Post by indar » Fri Oct 19, 2018 6:45 pm

As I am certain you intended, I had to do a quick reorientation from birds to machinery. The contrast between the elegant bird and very inelegant machinery is striking. Creates a sense of impending doom.

Matty11
Posts: 1759
Joined: Thu Jan 11, 2018 7:58 pm

Re: Safari

Post by Matty11 » Fri Oct 19, 2018 10:51 pm

Archaic_Torso wrote:
Fri Oct 19, 2018 5:11 pm
Lowering from the sky, the great cranes-
teetering necks that could feed clouds.
Groaning mammoths boring craters that could
bathe crocodiles. Machinery making
mounds of earth. The Common Dump Truck,
broad back carrying progeny of pulp
and muck. A lone bulldozer, idle
under shade of fir tree canopy.
Lost to time.

The 'jungle' I pictured from the poem was all machinery. The title led me to expect animals from Africa, but the parallels you use are more wide ranging - mammoth (prehistoric) and the play on truck made me think of ducks in general. The most successful image was the idle bulldozer - perhaps a thought to use that technique throughout the poem - mention no animals, bu imply through 'behaviour'.

cheers

Phil

Tim J Brennan

Re: Safari

Post by Tim J Brennan » Sat Oct 20, 2018 11:37 am

Two things:

1) I'm having trouble processing the title. When I think of a safari, I see rich people / trophy head hunters. You seem to be focusing on the animalistic atmosphere of a dig, and that's fine, but the title isn't helping me visualize anything remotely connected to a safari (a journey, a hunt).

2) whenever someone feels the need to "explain" a poem to a reader, methinks it needs some thought.

Some good images in the poem. I think it lacks direction. A purpose.

Tim J Brennan

Re: Safari

Post by Tim J Brennan » Sat Oct 20, 2018 4:09 pm

Archaic_Torso wrote:
Sat Oct 20, 2018 12:14 pm
Tim J Brennan wrote:
Sat Oct 20, 2018 11:37 am
Two things:

1) I'm having trouble processing the title. When I think of a safari, I see rich people / trophy head hunters. You seem to be focusing on the animalistic atmosphere of a dig, and that's fine, but the title isn't helping me visualize anything remotely connected to a safari (a journey, a hunt).

Records of where elements appear:

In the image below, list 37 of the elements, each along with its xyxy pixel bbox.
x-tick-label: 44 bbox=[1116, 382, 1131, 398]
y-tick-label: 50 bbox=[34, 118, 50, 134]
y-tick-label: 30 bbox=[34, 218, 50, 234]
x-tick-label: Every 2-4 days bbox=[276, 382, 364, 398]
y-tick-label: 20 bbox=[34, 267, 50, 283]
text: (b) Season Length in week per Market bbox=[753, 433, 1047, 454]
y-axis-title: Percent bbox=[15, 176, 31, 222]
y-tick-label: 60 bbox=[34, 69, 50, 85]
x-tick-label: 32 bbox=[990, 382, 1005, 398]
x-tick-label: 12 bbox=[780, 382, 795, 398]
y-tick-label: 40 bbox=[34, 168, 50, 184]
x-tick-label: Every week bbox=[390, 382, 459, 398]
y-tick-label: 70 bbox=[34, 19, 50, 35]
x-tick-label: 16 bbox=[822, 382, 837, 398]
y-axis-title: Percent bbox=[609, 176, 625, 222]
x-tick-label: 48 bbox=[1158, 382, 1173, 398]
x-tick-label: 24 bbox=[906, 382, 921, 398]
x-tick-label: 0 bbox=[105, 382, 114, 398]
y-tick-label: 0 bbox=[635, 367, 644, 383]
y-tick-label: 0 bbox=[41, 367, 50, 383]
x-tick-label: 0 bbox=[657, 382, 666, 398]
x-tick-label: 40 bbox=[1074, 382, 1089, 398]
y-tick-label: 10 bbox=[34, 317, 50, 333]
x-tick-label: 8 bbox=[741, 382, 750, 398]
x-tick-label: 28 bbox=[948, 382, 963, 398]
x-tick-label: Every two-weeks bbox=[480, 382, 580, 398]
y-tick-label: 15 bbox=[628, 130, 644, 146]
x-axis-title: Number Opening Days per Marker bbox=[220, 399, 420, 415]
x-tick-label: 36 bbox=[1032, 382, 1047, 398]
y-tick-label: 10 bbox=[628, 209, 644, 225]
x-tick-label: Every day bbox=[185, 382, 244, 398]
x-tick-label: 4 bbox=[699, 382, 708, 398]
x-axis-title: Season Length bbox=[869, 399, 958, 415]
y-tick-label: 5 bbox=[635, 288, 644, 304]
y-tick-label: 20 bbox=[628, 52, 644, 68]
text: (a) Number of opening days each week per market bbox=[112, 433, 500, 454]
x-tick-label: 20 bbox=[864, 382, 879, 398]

** STATED PROBLEM **
In the forum thread about "Safari," reproduce word for word everything from "Lost to time." down to "imply through 'behaviour'.".

** EXERCISE OUTPUT **
Lost to time.

The 'jungle' I pictured from the poem was all machinery. The title led me to expect animals from Africa, but the parallels you use are more wide ranging - mammoth (prehistoric) and the play on truck made me think of ducks in general. The most successful image was the idle bulldozer - perhaps a thought to use that technique throughout the poem - mention no animals, bu imply through 'behaviour'.